> _What to do_
Write the material out again, line by line, exactly as it is.

> _Raw data_
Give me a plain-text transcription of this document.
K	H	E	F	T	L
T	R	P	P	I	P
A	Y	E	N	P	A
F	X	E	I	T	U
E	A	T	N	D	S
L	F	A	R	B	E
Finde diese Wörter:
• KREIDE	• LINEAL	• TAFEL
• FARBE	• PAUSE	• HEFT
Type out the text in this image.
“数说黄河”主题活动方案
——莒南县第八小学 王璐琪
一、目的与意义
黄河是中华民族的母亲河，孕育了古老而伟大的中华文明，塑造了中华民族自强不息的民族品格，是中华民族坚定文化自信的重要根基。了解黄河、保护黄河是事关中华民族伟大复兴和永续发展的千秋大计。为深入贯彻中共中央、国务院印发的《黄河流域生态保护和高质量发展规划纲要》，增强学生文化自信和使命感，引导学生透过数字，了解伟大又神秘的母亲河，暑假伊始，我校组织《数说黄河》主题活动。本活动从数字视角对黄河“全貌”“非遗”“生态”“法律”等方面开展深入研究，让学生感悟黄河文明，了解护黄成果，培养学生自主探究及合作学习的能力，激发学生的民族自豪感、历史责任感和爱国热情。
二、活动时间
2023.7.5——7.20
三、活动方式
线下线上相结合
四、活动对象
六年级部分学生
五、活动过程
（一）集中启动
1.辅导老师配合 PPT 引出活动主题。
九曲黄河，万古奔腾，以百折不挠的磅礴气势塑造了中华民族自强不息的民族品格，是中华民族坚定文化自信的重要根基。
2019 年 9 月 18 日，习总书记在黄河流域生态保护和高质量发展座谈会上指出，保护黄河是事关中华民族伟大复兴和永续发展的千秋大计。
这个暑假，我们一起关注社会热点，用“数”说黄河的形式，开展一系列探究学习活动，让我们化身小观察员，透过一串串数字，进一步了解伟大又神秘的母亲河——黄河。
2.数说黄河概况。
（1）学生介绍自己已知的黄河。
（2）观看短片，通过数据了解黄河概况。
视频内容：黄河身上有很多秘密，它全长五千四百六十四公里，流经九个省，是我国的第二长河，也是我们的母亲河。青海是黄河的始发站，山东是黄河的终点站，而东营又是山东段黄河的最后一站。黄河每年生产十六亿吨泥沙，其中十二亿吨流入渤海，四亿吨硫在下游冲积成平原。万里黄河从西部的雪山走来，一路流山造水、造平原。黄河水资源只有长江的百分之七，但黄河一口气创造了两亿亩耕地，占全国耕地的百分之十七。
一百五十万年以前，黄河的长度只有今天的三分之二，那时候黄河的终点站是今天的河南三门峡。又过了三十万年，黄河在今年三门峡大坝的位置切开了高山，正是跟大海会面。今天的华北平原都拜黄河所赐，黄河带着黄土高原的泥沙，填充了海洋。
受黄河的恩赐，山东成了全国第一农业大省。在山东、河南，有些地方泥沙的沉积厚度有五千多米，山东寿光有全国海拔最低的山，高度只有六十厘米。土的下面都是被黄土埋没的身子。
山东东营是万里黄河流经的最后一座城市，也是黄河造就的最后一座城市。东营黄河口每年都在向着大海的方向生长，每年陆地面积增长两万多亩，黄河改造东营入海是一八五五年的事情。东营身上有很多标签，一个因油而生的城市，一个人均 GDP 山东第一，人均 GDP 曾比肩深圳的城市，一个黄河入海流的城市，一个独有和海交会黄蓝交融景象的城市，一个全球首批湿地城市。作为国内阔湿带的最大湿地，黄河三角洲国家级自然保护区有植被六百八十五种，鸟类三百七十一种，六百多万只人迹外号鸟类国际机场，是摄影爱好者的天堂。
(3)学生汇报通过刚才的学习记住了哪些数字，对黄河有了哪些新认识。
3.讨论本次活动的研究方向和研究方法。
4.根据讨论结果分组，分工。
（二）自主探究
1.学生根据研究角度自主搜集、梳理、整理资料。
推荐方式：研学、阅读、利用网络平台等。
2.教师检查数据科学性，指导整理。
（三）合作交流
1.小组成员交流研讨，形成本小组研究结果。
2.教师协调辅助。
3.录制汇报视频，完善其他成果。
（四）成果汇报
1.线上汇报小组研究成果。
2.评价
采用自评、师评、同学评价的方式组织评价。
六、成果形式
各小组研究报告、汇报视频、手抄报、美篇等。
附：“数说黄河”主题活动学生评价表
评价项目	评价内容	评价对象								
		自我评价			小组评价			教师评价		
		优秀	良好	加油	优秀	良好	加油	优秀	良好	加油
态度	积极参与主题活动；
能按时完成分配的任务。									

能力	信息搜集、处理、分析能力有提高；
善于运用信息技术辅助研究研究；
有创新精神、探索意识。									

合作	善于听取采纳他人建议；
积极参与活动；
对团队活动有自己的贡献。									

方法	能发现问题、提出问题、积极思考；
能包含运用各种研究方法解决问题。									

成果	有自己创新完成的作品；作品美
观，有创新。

> _Task solution_
Give me a plain-text transcription of this document.
K	H	E	F	T	L
T	R	P	P	I	P
A	Y	E	N	P	A
F	X	E	I	T	U
E	A	T	N	D	S
L	F	A	R	B	E
Finde diese Wörter:
• KREIDE	• LINEAL	• TAFEL
• FARBE	• PAUSE	• HEFT
Type out the text in this image.
“数说黄河”主题活动方案
——莒南县第八小学 王璐琪
一、目的与意义
黄河是中华民族的母亲河，孕育了古老而伟大的中华文明，塑造了中华民族自强不息的民族品格，是中华民族坚定文化自信的重要根基。了解黄河、保护黄河是事关中华民族伟大复兴和永续发展的千秋大计。为深入贯彻中共中央、国务院印发的《黄河流域生态保护和高质量发展规划纲要》，增强学生文化自信和使命感，引导学生透过数字，了解伟大又神秘的母亲河，暑假伊始，我校组织《数说黄河》主题活动。本活动从数字视角对黄河“全貌”“非遗”“生态”“法律”等方面开展深入研究，让学生感悟黄河文明，了解护黄成果，培养学生自主探究及合作学习的能力，激发学生的民族自豪感、历史责任感和爱国热情。
二、活动时间
2023.7.5——7.20
三、活动方式
线下线上相结合
四、活动对象
六年级部分学生
五、活动过程
（一）集中启动
1.辅导老师配合 PPT 引出活动主题。
九曲黄河，万古奔腾，以百折不挠的磅礴气势塑造了中华民族自强不息的民族品格，是中华民族坚定文化自信的重要根基。
2019 年 9 月 18 日，习总书记在黄河流域生态保护和高质量发展座谈会上指出，保护黄河是事关中华民族伟大复兴和永续发展的千秋大计。
这个暑假，我们一起关注社会热点，用“数”说黄河的形式，开展一系列探究学习活动，让我们化身小观察员，透过一串串数字，进一步了解伟大又神秘的母亲河——黄河。
2.数说黄河概况。
（1）学生介绍自己已知的黄河。
（2）观看短片，通过数据了解黄河概况。
视频内容：黄河身上有很多秘密，它全长五千四百六十四公里，流经九个省，是我国的第二长河，也是我们的母亲河。青海是黄河的始发站，山东是黄河的终点站，而东营又是山东段黄河的最后一站。黄河每年生产十六亿吨泥沙，其中十二亿吨流入渤海，四亿吨硫在下游冲积成平原。万里黄河从西部的雪山走来，一路流山造水、造平原。黄河水资源只有长江的百分之七，但黄河一口气创造了两亿亩耕地，占全国耕地的百分之十七。
一百五十万年以前，黄河的长度只有今天的三分之二，那时候黄河的终点站是今天的河南三门峡。又过了三十万年，黄河在今年三门峡大坝的位置切开了高山，正是跟大海会面。今天的华北平原都拜黄河所赐，黄河带着黄土高原的泥沙，填充了海洋。
受黄河的恩赐，山东成了全国第一农业大省。在山东、河南，有些地方泥沙的沉积厚度有五千多米，山东寿光有全国海拔最低的山，高度只有六十厘米。土的下面都是被黄土埋没的身子。
山东东营是万里黄河流经的最后一座城市，也是黄河造就的最后一座城市。东营黄河口每年都在向着大海的方向生长，每年陆地面积增长两万多亩，黄河改造东营入海是一八五五年的事情。东营身上有很多标签，一个因油而生的城市，一个人均 GDP 山东第一，人均 GDP 曾比肩深圳的城市，一个黄河入海流的城市，一个独有和海交会黄蓝交融景象的城市，一个全球首批湿地城市。作为国内阔湿带的最大湿地，黄河三角洲国家级自然保护区有植被六百八十五种，鸟类三百七十一种，六百多万只人迹外号鸟类国际机场，是摄影爱好者的天堂。
(3)学生汇报通过刚才的学习记住了哪些数字，对黄河有了哪些新认识。
3.讨论本次活动的研究方向和研究方法。
4.根据讨论结果分组，分工。
（二）自主探究
1.学生根据研究角度自主搜集、梳理、整理资料。
推荐方式：研学、阅读、利用网络平台等。
2.教师检查数据科学性，指导整理。
（三）合作交流
1.小组成员交流研讨，形成本小组研究结果。
2.教师协调辅助。
3.录制汇报视频，完善其他成果。
（四）成果汇报
1.线上汇报小组研究成果。
2.评价
采用自评、师评、同学评价的方式组织评价。
六、成果形式
各小组研究报告、汇报视频、手抄报、美篇等。
附：“数说黄河”主题活动学生评价表
评价项目	评价内容	评价对象								
		自我评价			小组评价			教师评价		
		优秀	良好	加油	优秀	良好	加油	优秀	良好	加油
态度	积极参与主题活动；
能按时完成分配的任务。									

能力	信息搜集、处理、分析能力有提高；
善于运用信息技术辅助研究研究；
有创新精神、探索意识。									

合作	善于听取采纳他人建议；
积极参与活动；
对团队活动有自己的贡献。									

方法	能发现问题、提出问题、积极思考；
能包含运用各种研究方法解决问题。									

成果	有自己创新完成的作品；作品美
观，有创新。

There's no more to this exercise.